*GIVEN DATA*
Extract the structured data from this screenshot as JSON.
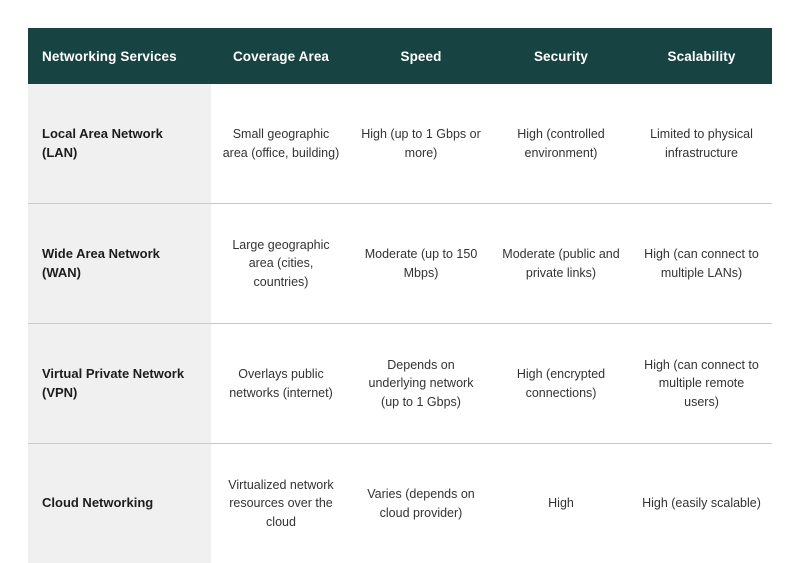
{
  "table": {
    "columns": [
      {
        "key": "service",
        "label": "Networking Services",
        "align": "left"
      },
      {
        "key": "coverage",
        "label": "Coverage Area",
        "align": "center"
      },
      {
        "key": "speed",
        "label": "Speed",
        "align": "center"
      },
      {
        "key": "security",
        "label": "Security",
        "align": "center"
      },
      {
        "key": "scalability",
        "label": "Scalability",
        "align": "center"
      }
    ],
    "rows": [
      {
        "service": "Local Area Network (LAN)",
        "coverage": "Small geographic area (office, building)",
        "speed": "High (up to 1 Gbps or more)",
        "security": "High (controlled environment)",
        "scalability": "Limited to physical infrastructure"
      },
      {
        "service": "Wide Area Network (WAN)",
        "coverage": "Large geographic area (cities, countries)",
        "speed": "Moderate (up to 150 Mbps)",
        "security": "Moderate (public and private links)",
        "scalability": "High (can connect to multiple LANs)"
      },
      {
        "service": "Virtual Private Network (VPN)",
        "coverage": "Overlays public networks (internet)",
        "speed": "Depends on underlying network (up to 1 Gbps)",
        "security": "High (encrypted connections)",
        "scalability": "High (can connect to multiple remote users)"
      },
      {
        "service": "Cloud Networking",
        "coverage": "Virtualized network resources over the cloud",
        "speed": "Varies (depends on cloud provider)",
        "security": "High",
        "scalability": "High (easily scalable)"
      }
    ]
  },
  "colors": {
    "header_background": "#174442",
    "header_text": "#ffffff",
    "first_column_background": "#f1f0f0",
    "row_divider": "#c9c9c9",
    "body_text": "#333333",
    "page_background": "#ffffff"
  }
}
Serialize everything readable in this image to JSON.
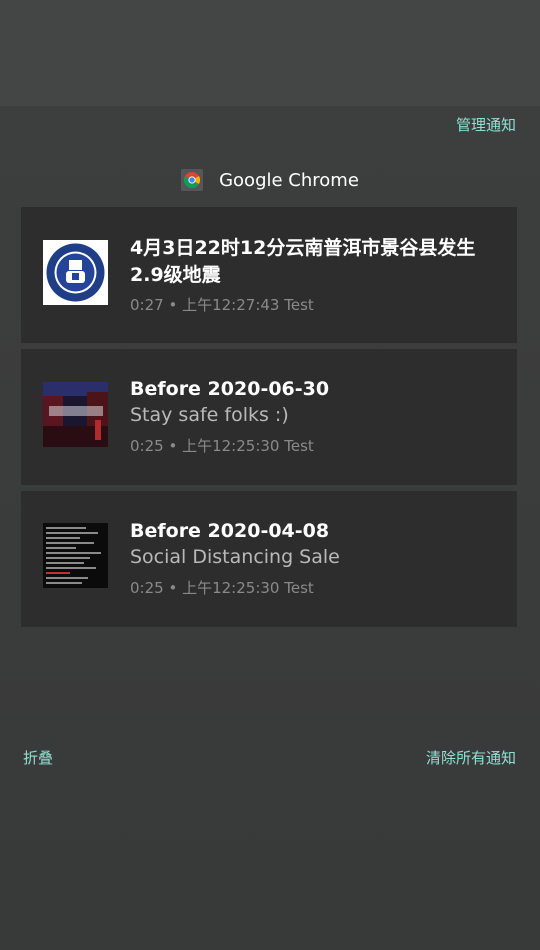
{
  "actions": {
    "manage": "管理通知",
    "collapse": "折叠",
    "clear_all": "清除所有通知"
  },
  "app": {
    "name": "Google Chrome",
    "icon": "chrome-icon"
  },
  "notifications": [
    {
      "title": "4月3日22时12分云南普洱市景谷县发生2.9级地震",
      "body": "",
      "elapsed": "0:27",
      "time": "上午12:27:43",
      "source": "Test",
      "thumb": "seal-thumbnail"
    },
    {
      "title": "Before 2020-06-30",
      "body": "Stay safe folks :)",
      "elapsed": "0:25",
      "time": "上午12:25:30",
      "source": "Test",
      "thumb": "night-scene-thumbnail"
    },
    {
      "title": "Before 2020-04-08",
      "body": "Social Distancing Sale",
      "elapsed": "0:25",
      "time": "上午12:25:30",
      "source": "Test",
      "thumb": "terminal-thumbnail"
    }
  ],
  "colors": {
    "accent": "#8fe0d2",
    "card": "#2d2d2d",
    "panel": "#3b3c3c"
  }
}
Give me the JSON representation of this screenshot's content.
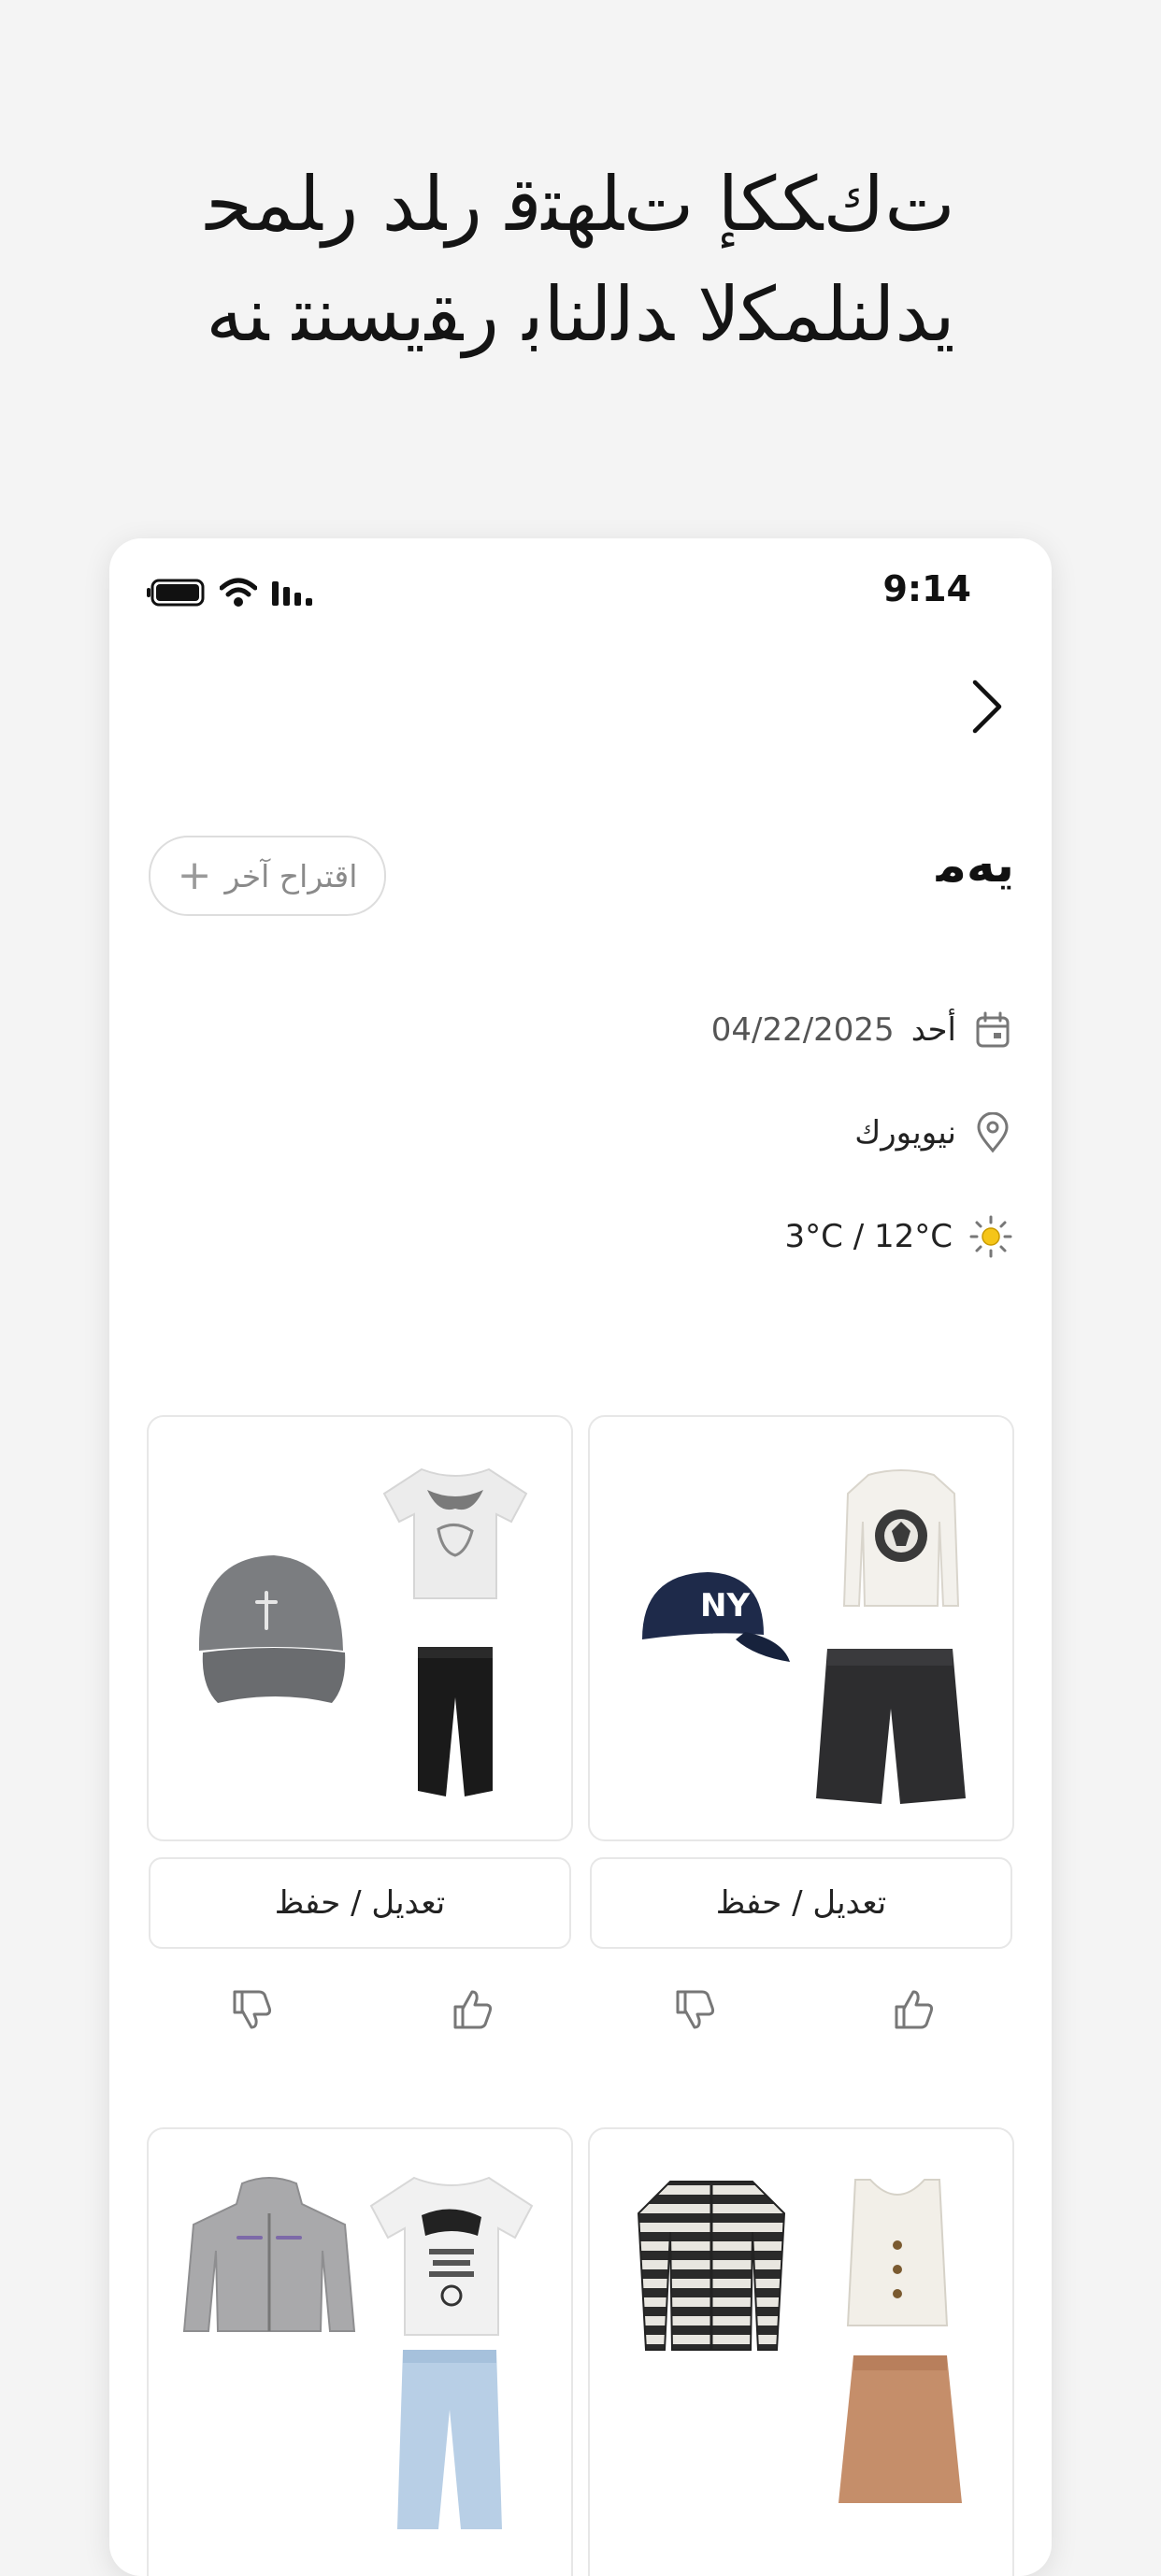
{
  "headline": {
    "line1": "ﺕﻙﻜﻜﺈ ﺕﻠﻬﺘﻗ ﺭﻠﺪ ﺭﻠﻤﺤ",
    "line2": "ﻳﺪﻟﻨﻠﻤﻜﻻ ﺪﻟﻟﻨﺎﺑ ﺭﻘﻳﺴﻨﺘ ﻨﻪ"
  },
  "status_bar": {
    "time": "9:14"
  },
  "section": {
    "title": "ﻳﻪﻣ",
    "suggest_button": "اقتراح آخر"
  },
  "info": {
    "date_day": "أحد",
    "date": "04/22/2025",
    "location": "نيويورك",
    "weather": "3°C / 12°C"
  },
  "outfit_cards": [
    {
      "edit_label": "تعديل / حفظ"
    },
    {
      "edit_label": "تعديل / حفظ"
    }
  ],
  "colors": {
    "background": "#f4f4f4",
    "card_border": "#e7e7e7",
    "sun": "#f5c518",
    "navy_cap": "#1e2a4a",
    "grey_cap": "#7b7d80"
  }
}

*EXERCISE DESCRIPTION*
Each entry must be retyped word for word, with every image omitted.

*WRITTEN ANSWER*
Extract the structured data from this screenshot as JSON.
{
  "table": {
    "columns": [
      {
        "key": "service",
        "label": "Networking Services",
        "align": "left"
      },
      {
        "key": "coverage",
        "label": "Coverage Area",
        "align": "center"
      },
      {
        "key": "speed",
        "label": "Speed",
        "align": "center"
      },
      {
        "key": "security",
        "label": "Security",
        "align": "center"
      },
      {
        "key": "scalability",
        "label": "Scalability",
        "align": "center"
      }
    ],
    "rows": [
      {
        "service": "Local Area Network (LAN)",
        "coverage": "Small geographic area (office, building)",
        "speed": "High (up to 1 Gbps or more)",
        "security": "High (controlled environment)",
        "scalability": "Limited to physical infrastructure"
      },
      {
        "service": "Wide Area Network (WAN)",
        "coverage": "Large geographic area (cities, countries)",
        "speed": "Moderate (up to 150 Mbps)",
        "security": "Moderate (public and private links)",
        "scalability": "High (can connect to multiple LANs)"
      },
      {
        "service": "Virtual Private Network (VPN)",
        "coverage": "Overlays public networks (internet)",
        "speed": "Depends on underlying network (up to 1 Gbps)",
        "security": "High (encrypted connections)",
        "scalability": "High (can connect to multiple remote users)"
      },
      {
        "service": "Cloud Networking",
        "coverage": "Virtualized network resources over the cloud",
        "speed": "Varies (depends on cloud provider)",
        "security": "High",
        "scalability": "High (easily scalable)"
      }
    ]
  },
  "colors": {
    "header_background": "#174442",
    "header_text": "#ffffff",
    "first_column_background": "#f1f0f0",
    "row_divider": "#c9c9c9",
    "body_text": "#333333",
    "page_background": "#ffffff"
  }
}
Serialize everything readable in this image to JSON.
{
  "actions": {
    "manage": "管理通知",
    "collapse": "折叠",
    "clear_all": "清除所有通知"
  },
  "app": {
    "name": "Google Chrome",
    "icon": "chrome-icon"
  },
  "notifications": [
    {
      "title": "4月3日22时12分云南普洱市景谷县发生2.9级地震",
      "body": "",
      "elapsed": "0:27",
      "time": "上午12:27:43",
      "source": "Test",
      "thumb": "seal-thumbnail"
    },
    {
      "title": "Before 2020-06-30",
      "body": "Stay safe folks :)",
      "elapsed": "0:25",
      "time": "上午12:25:30",
      "source": "Test",
      "thumb": "night-scene-thumbnail"
    },
    {
      "title": "Before 2020-04-08",
      "body": "Social Distancing Sale",
      "elapsed": "0:25",
      "time": "上午12:25:30",
      "source": "Test",
      "thumb": "terminal-thumbnail"
    }
  ],
  "colors": {
    "accent": "#8fe0d2",
    "card": "#2d2d2d",
    "panel": "#3b3c3c"
  }
}
Give me the JSON representation of this screenshot's content.
{
  "headline": {
    "line1": "ﺕﻙﻜﻜﺈ ﺕﻠﻬﺘﻗ ﺭﻠﺪ ﺭﻠﻤﺤ",
    "line2": "ﻳﺪﻟﻨﻠﻤﻜﻻ ﺪﻟﻟﻨﺎﺑ ﺭﻘﻳﺴﻨﺘ ﻨﻪ"
  },
  "status_bar": {
    "time": "9:14"
  },
  "section": {
    "title": "ﻳﻪﻣ",
    "suggest_button": "اقتراح آخر"
  },
  "info": {
    "date_day": "أحد",
    "date": "04/22/2025",
    "location": "نيويورك",
    "weather": "3°C / 12°C"
  },
  "outfit_cards": [
    {
      "edit_label": "تعديل / حفظ"
    },
    {
      "edit_label": "تعديل / حفظ"
    }
  ],
  "colors": {
    "background": "#f4f4f4",
    "card_border": "#e7e7e7",
    "sun": "#f5c518",
    "navy_cap": "#1e2a4a",
    "grey_cap": "#7b7d80"
  }
}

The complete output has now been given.